**WORK REQUIRED**
Return the records, each one exactly as written.

(Dataset items)
━━━━━━━━━━
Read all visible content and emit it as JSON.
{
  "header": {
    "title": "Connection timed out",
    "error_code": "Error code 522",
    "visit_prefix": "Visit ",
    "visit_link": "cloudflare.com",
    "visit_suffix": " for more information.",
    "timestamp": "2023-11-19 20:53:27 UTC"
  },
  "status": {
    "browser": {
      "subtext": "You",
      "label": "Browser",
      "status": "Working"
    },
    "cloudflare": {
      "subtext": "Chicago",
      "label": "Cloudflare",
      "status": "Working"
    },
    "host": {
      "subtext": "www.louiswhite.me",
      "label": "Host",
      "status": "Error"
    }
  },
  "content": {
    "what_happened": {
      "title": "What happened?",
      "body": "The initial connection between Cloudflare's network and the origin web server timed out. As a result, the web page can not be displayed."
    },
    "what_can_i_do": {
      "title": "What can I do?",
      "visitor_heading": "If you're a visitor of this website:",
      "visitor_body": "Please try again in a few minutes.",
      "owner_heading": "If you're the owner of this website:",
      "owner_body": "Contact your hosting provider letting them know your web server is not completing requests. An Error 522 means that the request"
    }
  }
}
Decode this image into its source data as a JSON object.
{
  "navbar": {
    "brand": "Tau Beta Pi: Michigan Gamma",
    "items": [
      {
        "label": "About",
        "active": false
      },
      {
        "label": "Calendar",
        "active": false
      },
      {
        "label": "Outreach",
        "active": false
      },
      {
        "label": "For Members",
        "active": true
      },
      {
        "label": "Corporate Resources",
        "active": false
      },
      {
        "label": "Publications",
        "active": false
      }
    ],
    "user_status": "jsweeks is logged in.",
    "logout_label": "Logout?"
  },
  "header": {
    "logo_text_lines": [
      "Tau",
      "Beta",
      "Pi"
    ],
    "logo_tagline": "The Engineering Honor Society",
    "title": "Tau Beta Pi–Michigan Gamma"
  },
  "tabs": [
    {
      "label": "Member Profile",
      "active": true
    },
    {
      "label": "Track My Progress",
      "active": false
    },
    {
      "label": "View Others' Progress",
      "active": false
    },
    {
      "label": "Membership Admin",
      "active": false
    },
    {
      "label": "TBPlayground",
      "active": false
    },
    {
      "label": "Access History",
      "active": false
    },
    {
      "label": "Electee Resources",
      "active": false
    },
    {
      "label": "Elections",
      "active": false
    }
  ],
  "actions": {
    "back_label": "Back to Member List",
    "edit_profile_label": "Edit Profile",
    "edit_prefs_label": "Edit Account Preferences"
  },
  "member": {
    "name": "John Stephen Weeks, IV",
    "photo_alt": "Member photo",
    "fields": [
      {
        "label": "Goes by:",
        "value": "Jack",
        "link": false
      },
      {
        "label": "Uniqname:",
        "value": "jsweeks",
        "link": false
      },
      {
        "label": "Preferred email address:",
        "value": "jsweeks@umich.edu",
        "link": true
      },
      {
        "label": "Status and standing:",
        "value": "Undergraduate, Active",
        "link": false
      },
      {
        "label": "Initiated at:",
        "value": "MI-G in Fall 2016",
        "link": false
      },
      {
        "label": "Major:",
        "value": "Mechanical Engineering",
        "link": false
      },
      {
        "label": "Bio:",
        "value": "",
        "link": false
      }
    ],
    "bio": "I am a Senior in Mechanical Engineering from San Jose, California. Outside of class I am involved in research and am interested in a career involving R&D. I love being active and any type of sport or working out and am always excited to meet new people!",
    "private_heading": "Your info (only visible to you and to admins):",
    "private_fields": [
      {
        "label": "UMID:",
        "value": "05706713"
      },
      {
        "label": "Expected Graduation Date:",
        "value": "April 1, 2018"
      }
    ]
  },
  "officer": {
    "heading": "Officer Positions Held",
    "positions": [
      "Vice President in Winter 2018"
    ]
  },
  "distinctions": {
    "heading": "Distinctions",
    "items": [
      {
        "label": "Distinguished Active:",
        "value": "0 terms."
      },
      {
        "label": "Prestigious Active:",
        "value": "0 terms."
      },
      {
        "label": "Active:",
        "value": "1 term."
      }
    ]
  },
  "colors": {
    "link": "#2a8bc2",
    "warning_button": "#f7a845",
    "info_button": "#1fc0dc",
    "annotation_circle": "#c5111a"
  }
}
━━━━━━━━━━
**EXPECTED ANSWER**
Read all visible content and emit it as JSON.
{
  "header": {
    "title": "Connection timed out",
    "error_code": "Error code 522",
    "visit_prefix": "Visit ",
    "visit_link": "cloudflare.com",
    "visit_suffix": " for more information.",
    "timestamp": "2023-11-19 20:53:27 UTC"
  },
  "status": {
    "browser": {
      "subtext": "You",
      "label": "Browser",
      "status": "Working"
    },
    "cloudflare": {
      "subtext": "Chicago",
      "label": "Cloudflare",
      "status": "Working"
    },
    "host": {
      "subtext": "www.louiswhite.me",
      "label": "Host",
      "status": "Error"
    }
  },
  "content": {
    "what_happened": {
      "title": "What happened?",
      "body": "The initial connection between Cloudflare's network and the origin web server timed out. As a result, the web page can not be displayed."
    },
    "what_can_i_do": {
      "title": "What can I do?",
      "visitor_heading": "If you're a visitor of this website:",
      "visitor_body": "Please try again in a few minutes.",
      "owner_heading": "If you're the owner of this website:",
      "owner_body": "Contact your hosting provider letting them know your web server is not completing requests. An Error 522 means that the request"
    }
  }
}
Decode this image into its source data as a JSON object.
{
  "navbar": {
    "brand": "Tau Beta Pi: Michigan Gamma",
    "items": [
      {
        "label": "About",
        "active": false
      },
      {
        "label": "Calendar",
        "active": false
      },
      {
        "label": "Outreach",
        "active": false
      },
      {
        "label": "For Members",
        "active": true
      },
      {
        "label": "Corporate Resources",
        "active": false
      },
      {
        "label": "Publications",
        "active": false
      }
    ],
    "user_status": "jsweeks is logged in.",
    "logout_label": "Logout?"
  },
  "header": {
    "logo_text_lines": [
      "Tau",
      "Beta",
      "Pi"
    ],
    "logo_tagline": "The Engineering Honor Society",
    "title": "Tau Beta Pi–Michigan Gamma"
  },
  "tabs": [
    {
      "label": "Member Profile",
      "active": true
    },
    {
      "label": "Track My Progress",
      "active": false
    },
    {
      "label": "View Others' Progress",
      "active": false
    },
    {
      "label": "Membership Admin",
      "active": false
    },
    {
      "label": "TBPlayground",
      "active": false
    },
    {
      "label": "Access History",
      "active": false
    },
    {
      "label": "Electee Resources",
      "active": false
    },
    {
      "label": "Elections",
      "active": false
    }
  ],
  "actions": {
    "back_label": "Back to Member List",
    "edit_profile_label": "Edit Profile",
    "edit_prefs_label": "Edit Account Preferences"
  },
  "member": {
    "name": "John Stephen Weeks, IV",
    "photo_alt": "Member photo",
    "fields": [
      {
        "label": "Goes by:",
        "value": "Jack",
        "link": false
      },
      {
        "label": "Uniqname:",
        "value": "jsweeks",
        "link": false
      },
      {
        "label": "Preferred email address:",
        "value": "jsweeks@umich.edu",
        "link": true
      },
      {
        "label": "Status and standing:",
        "value": "Undergraduate, Active",
        "link": false
      },
      {
        "label": "Initiated at:",
        "value": "MI-G in Fall 2016",
        "link": false
      },
      {
        "label": "Major:",
        "value": "Mechanical Engineering",
        "link": false
      },
      {
        "label": "Bio:",
        "value": "",
        "link": false
      }
    ],
    "bio": "I am a Senior in Mechanical Engineering from San Jose, California. Outside of class I am involved in research and am interested in a career involving R&D. I love being active and any type of sport or working out and am always excited to meet new people!",
    "private_heading": "Your info (only visible to you and to admins):",
    "private_fields": [
      {
        "label": "UMID:",
        "value": "05706713"
      },
      {
        "label": "Expected Graduation Date:",
        "value": "April 1, 2018"
      }
    ]
  },
  "officer": {
    "heading": "Officer Positions Held",
    "positions": [
      "Vice President in Winter 2018"
    ]
  },
  "distinctions": {
    "heading": "Distinctions",
    "items": [
      {
        "label": "Distinguished Active:",
        "value": "0 terms."
      },
      {
        "label": "Prestigious Active:",
        "value": "0 terms."
      },
      {
        "label": "Active:",
        "value": "1 term."
      }
    ]
  },
  "colors": {
    "link": "#2a8bc2",
    "warning_button": "#f7a845",
    "info_button": "#1fc0dc",
    "annotation_circle": "#c5111a"
  }
}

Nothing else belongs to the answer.